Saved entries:
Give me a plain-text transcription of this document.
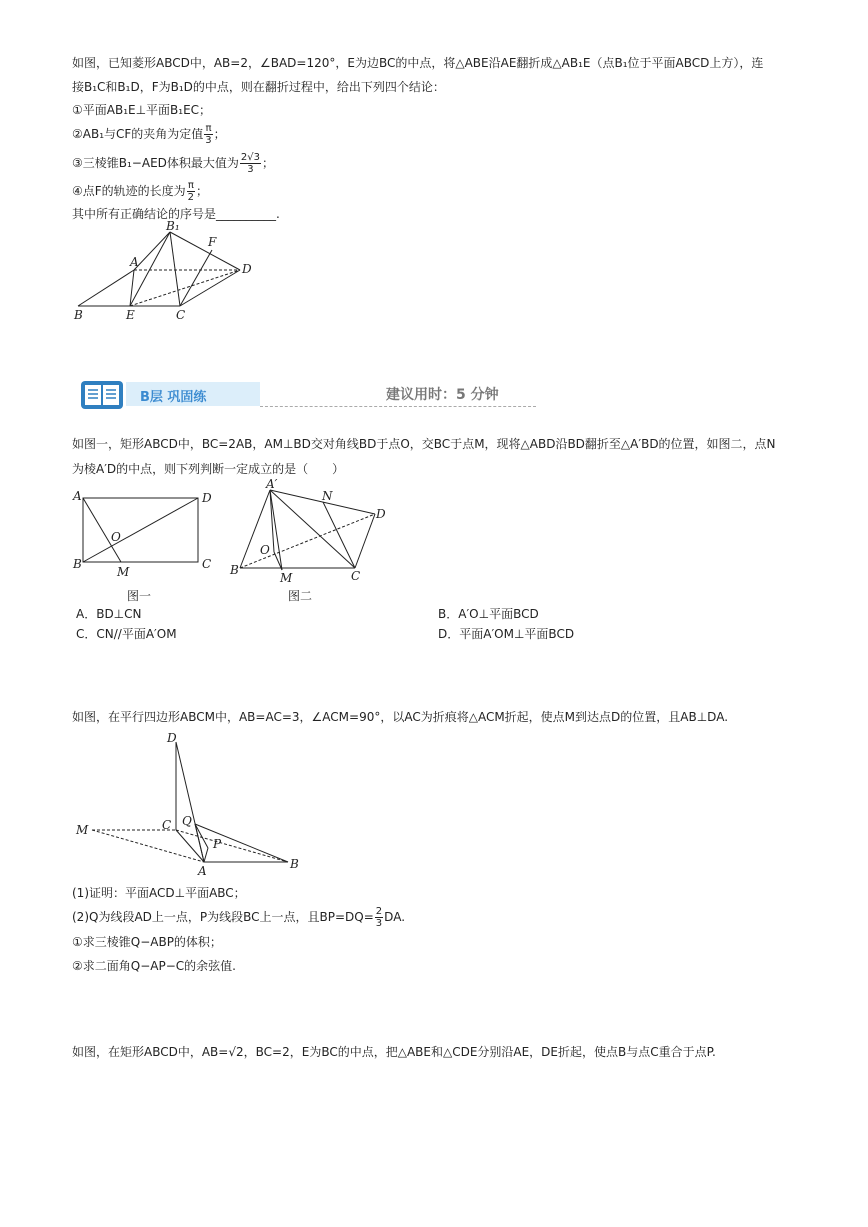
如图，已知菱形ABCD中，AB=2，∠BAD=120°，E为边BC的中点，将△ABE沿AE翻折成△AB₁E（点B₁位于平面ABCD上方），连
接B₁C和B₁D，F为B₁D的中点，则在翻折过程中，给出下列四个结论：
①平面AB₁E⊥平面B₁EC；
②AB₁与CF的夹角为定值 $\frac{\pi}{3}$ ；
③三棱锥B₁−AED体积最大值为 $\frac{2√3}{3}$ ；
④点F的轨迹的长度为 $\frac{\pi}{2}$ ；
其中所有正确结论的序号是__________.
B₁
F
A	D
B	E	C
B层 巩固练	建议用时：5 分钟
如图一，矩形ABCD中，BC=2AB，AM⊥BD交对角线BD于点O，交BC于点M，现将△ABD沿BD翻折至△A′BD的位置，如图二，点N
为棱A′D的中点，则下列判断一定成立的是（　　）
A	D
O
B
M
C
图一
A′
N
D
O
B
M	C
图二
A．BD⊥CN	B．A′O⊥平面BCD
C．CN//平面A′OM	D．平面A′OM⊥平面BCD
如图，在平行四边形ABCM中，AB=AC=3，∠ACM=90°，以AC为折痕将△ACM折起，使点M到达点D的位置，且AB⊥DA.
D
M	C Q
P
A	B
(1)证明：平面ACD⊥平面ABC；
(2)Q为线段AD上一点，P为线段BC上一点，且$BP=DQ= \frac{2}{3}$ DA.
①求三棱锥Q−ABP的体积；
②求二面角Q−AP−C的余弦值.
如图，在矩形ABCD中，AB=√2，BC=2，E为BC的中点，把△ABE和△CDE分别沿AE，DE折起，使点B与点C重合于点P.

==

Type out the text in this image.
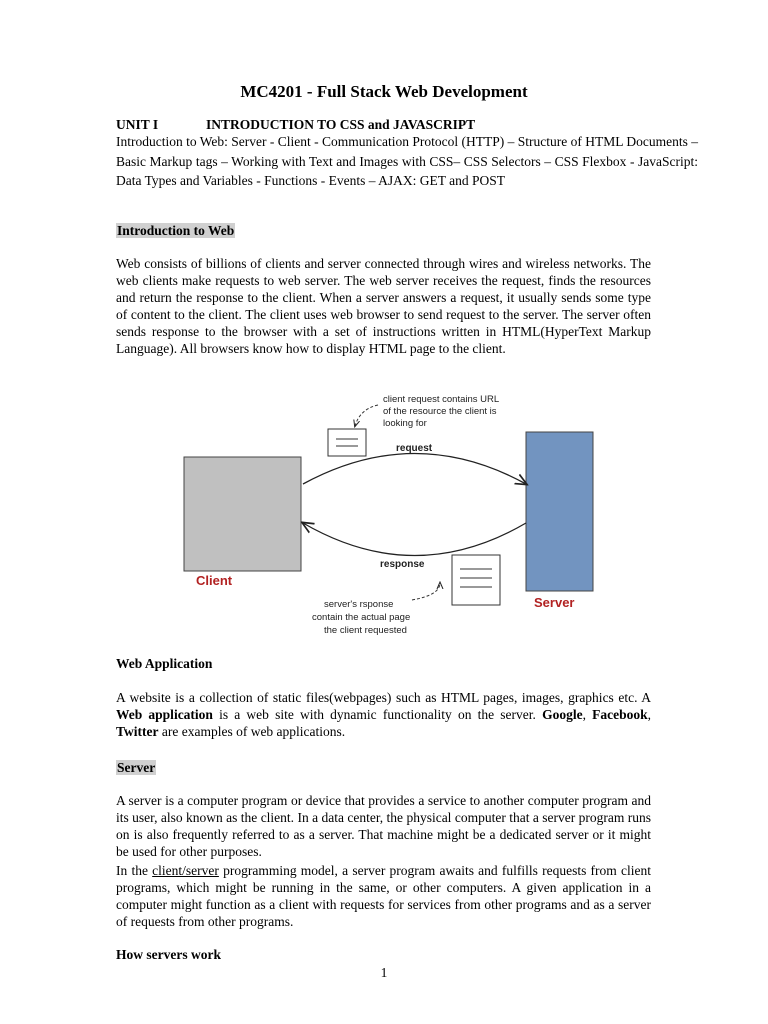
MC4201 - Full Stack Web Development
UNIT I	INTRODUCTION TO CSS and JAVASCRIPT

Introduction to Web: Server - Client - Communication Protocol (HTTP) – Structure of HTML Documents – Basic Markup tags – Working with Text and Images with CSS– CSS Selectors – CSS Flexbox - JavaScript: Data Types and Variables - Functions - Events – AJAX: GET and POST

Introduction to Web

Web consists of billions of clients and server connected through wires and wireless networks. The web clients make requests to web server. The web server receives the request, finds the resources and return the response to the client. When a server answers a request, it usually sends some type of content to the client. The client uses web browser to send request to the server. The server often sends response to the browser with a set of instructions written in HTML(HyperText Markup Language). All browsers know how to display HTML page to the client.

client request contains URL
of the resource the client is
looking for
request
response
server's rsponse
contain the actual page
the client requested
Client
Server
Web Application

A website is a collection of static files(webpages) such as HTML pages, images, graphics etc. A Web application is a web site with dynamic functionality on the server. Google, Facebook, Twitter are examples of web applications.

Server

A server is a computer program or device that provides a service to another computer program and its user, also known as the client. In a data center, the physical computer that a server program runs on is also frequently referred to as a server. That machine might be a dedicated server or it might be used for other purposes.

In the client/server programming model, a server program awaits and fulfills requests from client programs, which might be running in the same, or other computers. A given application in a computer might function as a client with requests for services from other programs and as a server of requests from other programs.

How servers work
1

== Work to do ==
Every line of the listing that holds "frac" should be found and copied.

== The answer ==
②AB₁与CF的夹角为定值 $\frac{\pi}{3}$ ；
③三棱锥B₁−AED体积最大值为 $\frac{2√3}{3}$ ；
④点F的轨迹的长度为 $\frac{\pi}{2}$ ；
(2)Q为线段AD上一点，P为线段BC上一点，且$BP=DQ= \frac{2}{3}$ DA.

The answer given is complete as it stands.